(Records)
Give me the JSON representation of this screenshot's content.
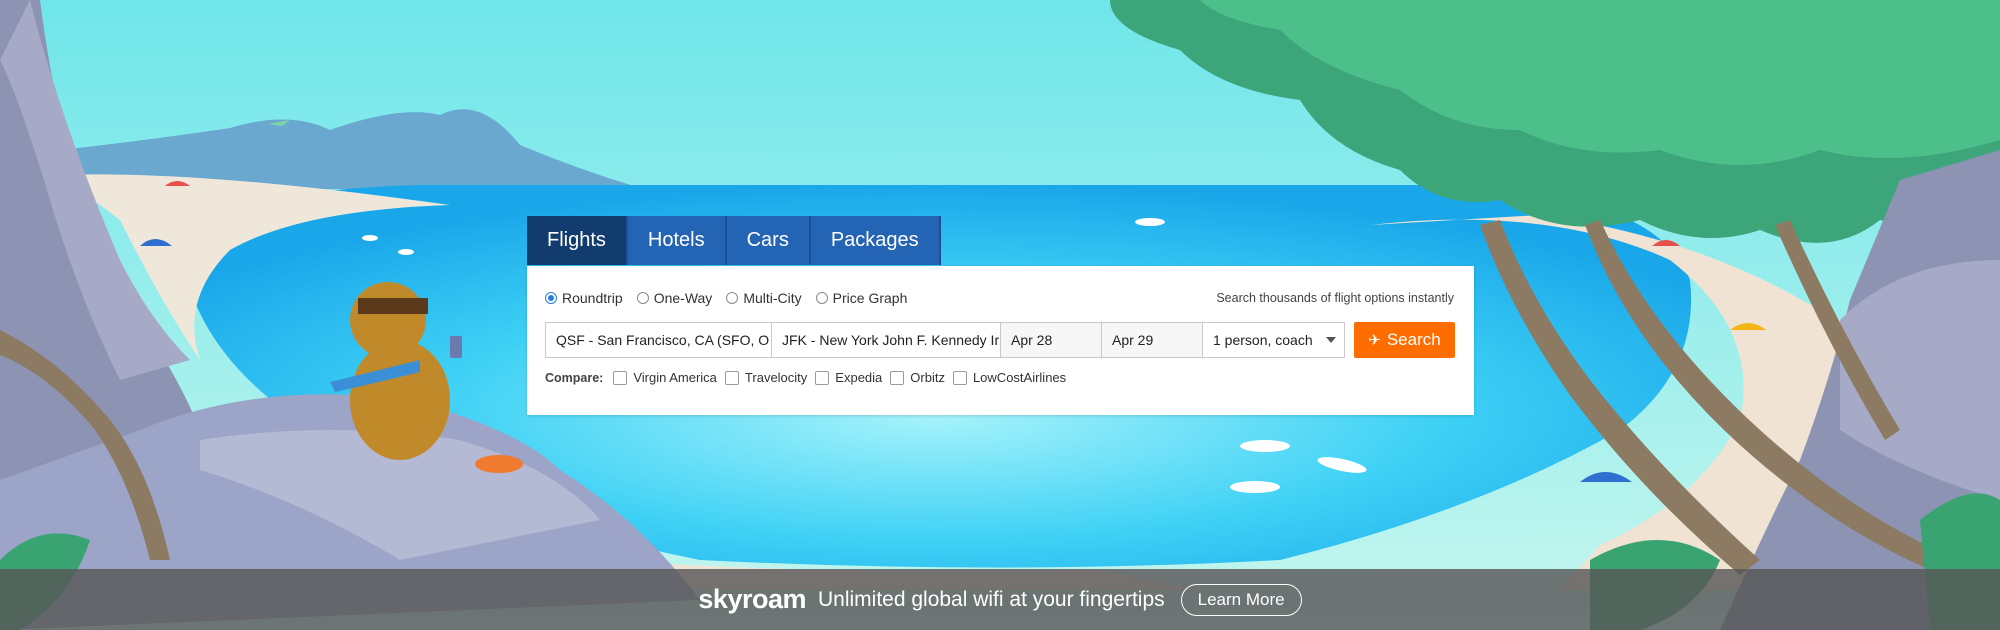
{
  "search": {
    "tabs": [
      {
        "label": "Flights",
        "active": true
      },
      {
        "label": "Hotels",
        "active": false
      },
      {
        "label": "Cars",
        "active": false
      },
      {
        "label": "Packages",
        "active": false
      }
    ],
    "trip_types": [
      {
        "label": "Roundtrip",
        "selected": true
      },
      {
        "label": "One-Way",
        "selected": false
      },
      {
        "label": "Multi-City",
        "selected": false
      },
      {
        "label": "Price Graph",
        "selected": false
      }
    ],
    "tagline": "Search thousands of flight options instantly",
    "from_value": "QSF - San Francisco, CA (SFO, O",
    "to_value": "JFK - New York John F. Kennedy Ir",
    "depart_date": "Apr 28",
    "return_date": "Apr 29",
    "passengers": "1 person, coach",
    "search_label": "Search",
    "compare_label": "Compare:",
    "compare_sites": [
      "Virgin America",
      "Travelocity",
      "Expedia",
      "Orbitz",
      "LowCostAirlines"
    ]
  },
  "ad": {
    "logo": "skyroam",
    "text": "Unlimited global wifi at your fingertips",
    "cta": "Learn More"
  },
  "colors": {
    "accent": "#ff6c00",
    "tab_active": "#123c6e",
    "tab": "#2464b4",
    "radio_selected": "#2a7ae2"
  },
  "icons": {
    "search_button": "airplane-icon",
    "passengers_dropdown": "caret-down-icon"
  }
}
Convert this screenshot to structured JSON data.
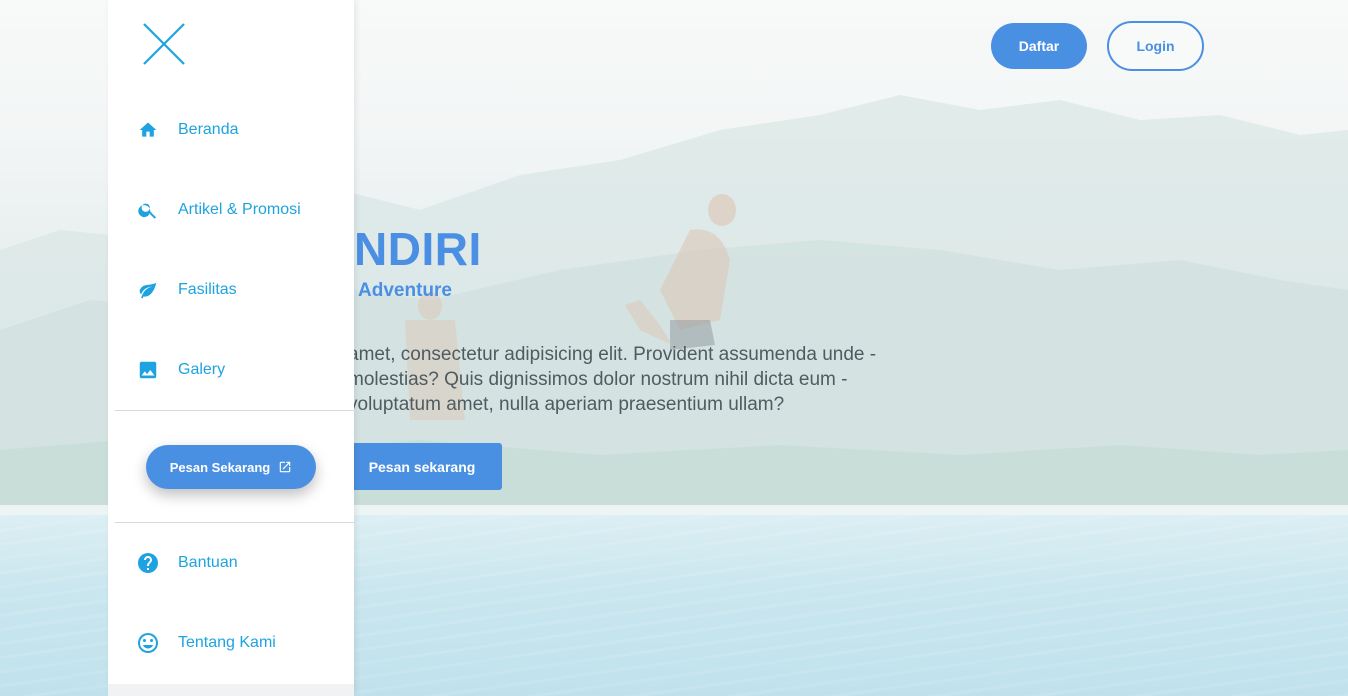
{
  "header": {
    "register_label": "Daftar",
    "login_label": "Login"
  },
  "hero": {
    "title": "NDIRI",
    "subtitle": "Adventure",
    "body_lines": [
      "amet, consectetur adipisicing elit. Provident assumenda unde -",
      "molestias? Quis dignissimos dolor nostrum nihil dicta eum -",
      "voluptatum amet, nulla aperiam praesentium ullam?"
    ],
    "cta_label": "Pesan sekarang"
  },
  "drawer": {
    "close_icon": "close-icon",
    "items": [
      {
        "label": "Beranda",
        "icon": "home-icon"
      },
      {
        "label": "Artikel & Promosi",
        "icon": "search-icon"
      },
      {
        "label": "Fasilitas",
        "icon": "leaf-icon"
      },
      {
        "label": "Galery",
        "icon": "image-icon"
      }
    ],
    "cta_label": "Pesan Sekarang",
    "cta_icon": "external-link-icon",
    "footer_items": [
      {
        "label": "Bantuan",
        "icon": "help-icon"
      },
      {
        "label": "Tentang Kami",
        "icon": "smiley-icon"
      }
    ]
  },
  "colors": {
    "accent": "#4a90e2",
    "drawer_text": "#1ea3e0"
  }
}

▸ PROBLEM
Identify the lines of the data that contain the word "screenshot". Copy each of them.

▸ EXPECTED ANSWER
Give me the JSON representation of this screenshot's content.
Convert this screenshot to structured JSON data.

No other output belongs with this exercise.